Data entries
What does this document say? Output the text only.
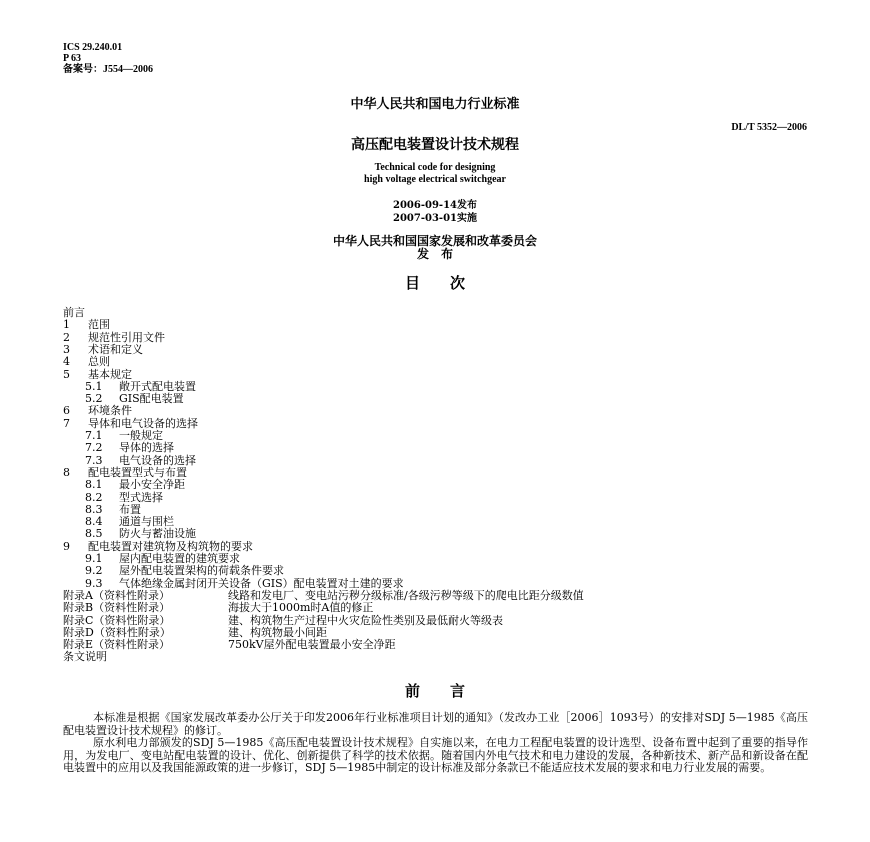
ICS 29.240.01
P 63
备案号：J554—2006
中华人民共和国电力行业标准
DL/T 5352—2006
高压配电装置设计技术规程
Technical code for designing
high voltage electrical switchgear
2006-09-14发布
2007-03-01实施
中华人民共和国国家发展和改革委员会
发　布
目　　次
前言
1 范围
2 规范性引用文件
3 术语和定义
4 总则
5 基本规定
5.1 敞开式配电装置
5.2 GIS配电装置
6 环境条件
7 导体和电气设备的选择
7.1 一般规定
7.2 导体的选择
7.3 电气设备的选择
8 配电装置型式与布置
8.1 最小安全净距
8.2 型式选择
8.3 布置
8.4 通道与围栏
8.5 防火与蓄油设施
9 配电装置对建筑物及构筑物的要求
9.1 屋内配电装置的建筑要求
9.2 屋外配电装置架构的荷载条件要求
9.3 气体绝缘金属封闭开关设备（GIS）配电装置对土建的要求
附录A（资料性附录）	线路和发电厂、变电站污秽分级标准/各级污秽等级下的爬电比距分级数值
附录B（资料性附录）	海拔大于1000m时A值的修正
附录C（资料性附录）	建、构筑物生产过程中火灾危险性类别及最低耐火等级表
附录D（资料性附录）	建、构筑物最小间距
附录E（资料性附录）	750kV屋外配电装置最小安全净距
条文说明
前　　言
本标准是根据《国家发展改革委办公厅关于印发2006年行业标准项目计划的通知》（发改办工业［2006］1093号）的安排对SDJ 5—1985《高压配电装置设计技术规程》的修订。
原水利电力部颁发的SDJ 5—1985《高压配电装置设计技术规程》自实施以来，在电力工程配电装置的设计选型、设备布置中起到了重要的指导作用，为发电厂、变电站配电装置的设计、优化、创新提供了科学的技术依据。随着国内外电气技术和电力建设的发展，各种新技术、新产品和新设备在配电装置中的应用以及我国能源政策的进一步修订，SDJ 5—1985中制定的设计标准及部分条款已不能适应技术发展的要求和电力行业发展的需要。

**DO THIS**: Return the material exactly as given, apart from the pictures.

**ANSWER**:
What does this document say? Output the text only.
ICS 29.240.01
P 63
备案号：J554—2006
中华人民共和国电力行业标准
DL/T 5352—2006
高压配电装置设计技术规程
Technical code for designing
high voltage electrical switchgear
2006-09-14发布
2007-03-01实施
中华人民共和国国家发展和改革委员会
发　布
目　　次
前言
1 范围
2 规范性引用文件
3 术语和定义
4 总则
5 基本规定
5.1 敞开式配电装置
5.2 GIS配电装置
6 环境条件
7 导体和电气设备的选择
7.1 一般规定
7.2 导体的选择
7.3 电气设备的选择
8 配电装置型式与布置
8.1 最小安全净距
8.2 型式选择
8.3 布置
8.4 通道与围栏
8.5 防火与蓄油设施
9 配电装置对建筑物及构筑物的要求
9.1 屋内配电装置的建筑要求
9.2 屋外配电装置架构的荷载条件要求
9.3 气体绝缘金属封闭开关设备（GIS）配电装置对土建的要求
附录A（资料性附录）	线路和发电厂、变电站污秽分级标准/各级污秽等级下的爬电比距分级数值
附录B（资料性附录）	海拔大于1000m时A值的修正
附录C（资料性附录）	建、构筑物生产过程中火灾危险性类别及最低耐火等级表
附录D（资料性附录）	建、构筑物最小间距
附录E（资料性附录）	750kV屋外配电装置最小安全净距
条文说明
前　　言
本标准是根据《国家发展改革委办公厅关于印发2006年行业标准项目计划的通知》（发改办工业［2006］1093号）的安排对SDJ 5—1985《高压配电装置设计技术规程》的修订。
原水利电力部颁发的SDJ 5—1985《高压配电装置设计技术规程》自实施以来，在电力工程配电装置的设计选型、设备布置中起到了重要的指导作用，为发电厂、变电站配电装置的设计、优化、创新提供了科学的技术依据。随着国内外电气技术和电力建设的发展，各种新技术、新产品和新设备在配电装置中的应用以及我国能源政策的进一步修订，SDJ 5—1985中制定的设计标准及部分条款已不能适应技术发展的要求和电力行业发展的需要。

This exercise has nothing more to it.